■ JOB: Locate every line in the records below that contains the word "text", and copy each one.

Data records
┌────────

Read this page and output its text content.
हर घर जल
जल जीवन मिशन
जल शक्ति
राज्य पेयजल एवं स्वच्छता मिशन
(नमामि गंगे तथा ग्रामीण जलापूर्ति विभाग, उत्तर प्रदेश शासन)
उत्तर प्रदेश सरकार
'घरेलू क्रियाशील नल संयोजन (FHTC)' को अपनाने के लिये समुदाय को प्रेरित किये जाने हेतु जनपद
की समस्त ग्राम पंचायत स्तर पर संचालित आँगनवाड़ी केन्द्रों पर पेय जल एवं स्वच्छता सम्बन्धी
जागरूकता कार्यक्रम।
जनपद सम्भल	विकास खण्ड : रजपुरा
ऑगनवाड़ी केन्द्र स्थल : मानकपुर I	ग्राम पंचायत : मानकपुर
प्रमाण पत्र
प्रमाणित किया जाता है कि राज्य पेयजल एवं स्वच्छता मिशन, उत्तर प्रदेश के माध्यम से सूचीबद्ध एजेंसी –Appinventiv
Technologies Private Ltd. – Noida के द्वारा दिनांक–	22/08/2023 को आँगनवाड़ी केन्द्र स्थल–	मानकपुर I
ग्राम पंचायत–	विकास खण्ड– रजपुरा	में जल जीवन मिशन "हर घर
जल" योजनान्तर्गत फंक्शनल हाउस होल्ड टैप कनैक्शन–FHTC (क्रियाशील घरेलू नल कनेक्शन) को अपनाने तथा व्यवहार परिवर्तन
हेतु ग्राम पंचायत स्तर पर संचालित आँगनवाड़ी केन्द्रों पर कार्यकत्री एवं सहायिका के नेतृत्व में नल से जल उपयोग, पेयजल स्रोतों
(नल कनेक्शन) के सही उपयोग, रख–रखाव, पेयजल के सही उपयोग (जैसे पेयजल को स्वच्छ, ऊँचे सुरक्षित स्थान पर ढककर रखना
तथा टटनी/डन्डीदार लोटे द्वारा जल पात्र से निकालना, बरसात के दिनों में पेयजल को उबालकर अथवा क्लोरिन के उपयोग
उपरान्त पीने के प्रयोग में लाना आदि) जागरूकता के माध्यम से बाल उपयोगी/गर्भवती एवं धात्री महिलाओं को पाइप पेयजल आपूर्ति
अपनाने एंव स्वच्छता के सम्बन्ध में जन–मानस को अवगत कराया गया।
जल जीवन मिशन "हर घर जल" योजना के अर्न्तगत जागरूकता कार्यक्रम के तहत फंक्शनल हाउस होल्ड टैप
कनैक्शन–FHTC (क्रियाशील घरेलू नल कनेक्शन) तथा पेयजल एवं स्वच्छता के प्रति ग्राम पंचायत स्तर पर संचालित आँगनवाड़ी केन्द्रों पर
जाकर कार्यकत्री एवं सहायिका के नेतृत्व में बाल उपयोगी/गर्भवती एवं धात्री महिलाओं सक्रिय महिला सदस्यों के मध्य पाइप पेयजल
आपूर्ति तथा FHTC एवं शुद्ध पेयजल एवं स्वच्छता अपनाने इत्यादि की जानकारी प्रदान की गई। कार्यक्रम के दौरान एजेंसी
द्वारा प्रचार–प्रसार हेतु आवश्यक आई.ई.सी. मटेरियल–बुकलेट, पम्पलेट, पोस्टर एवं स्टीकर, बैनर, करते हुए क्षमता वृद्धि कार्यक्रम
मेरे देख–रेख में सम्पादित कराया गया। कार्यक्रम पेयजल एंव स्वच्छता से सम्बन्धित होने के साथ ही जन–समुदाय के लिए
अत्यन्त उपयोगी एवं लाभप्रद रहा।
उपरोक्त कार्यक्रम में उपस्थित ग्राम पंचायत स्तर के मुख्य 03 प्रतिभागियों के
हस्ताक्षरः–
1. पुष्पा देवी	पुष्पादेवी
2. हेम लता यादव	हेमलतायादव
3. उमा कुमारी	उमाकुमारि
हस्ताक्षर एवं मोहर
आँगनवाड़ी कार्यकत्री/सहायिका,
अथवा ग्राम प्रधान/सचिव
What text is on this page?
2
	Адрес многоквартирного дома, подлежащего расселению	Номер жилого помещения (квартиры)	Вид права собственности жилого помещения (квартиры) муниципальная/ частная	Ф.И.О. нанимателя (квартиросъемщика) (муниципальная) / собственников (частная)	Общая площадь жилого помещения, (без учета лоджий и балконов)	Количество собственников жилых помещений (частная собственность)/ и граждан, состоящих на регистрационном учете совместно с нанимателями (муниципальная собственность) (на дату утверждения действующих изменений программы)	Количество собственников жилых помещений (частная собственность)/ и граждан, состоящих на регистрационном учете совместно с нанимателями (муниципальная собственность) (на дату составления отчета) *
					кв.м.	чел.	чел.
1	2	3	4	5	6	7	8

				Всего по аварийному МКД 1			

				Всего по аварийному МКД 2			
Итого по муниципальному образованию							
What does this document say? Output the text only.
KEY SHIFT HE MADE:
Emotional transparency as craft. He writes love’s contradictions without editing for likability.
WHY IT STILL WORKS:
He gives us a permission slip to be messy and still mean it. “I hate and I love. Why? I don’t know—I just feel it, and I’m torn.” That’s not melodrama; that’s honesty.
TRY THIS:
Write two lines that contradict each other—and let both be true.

└────────

■ RESULT OF THE TASK:
Read this page and output its text content.
What text is on this page?
What does this document say? Output the text only.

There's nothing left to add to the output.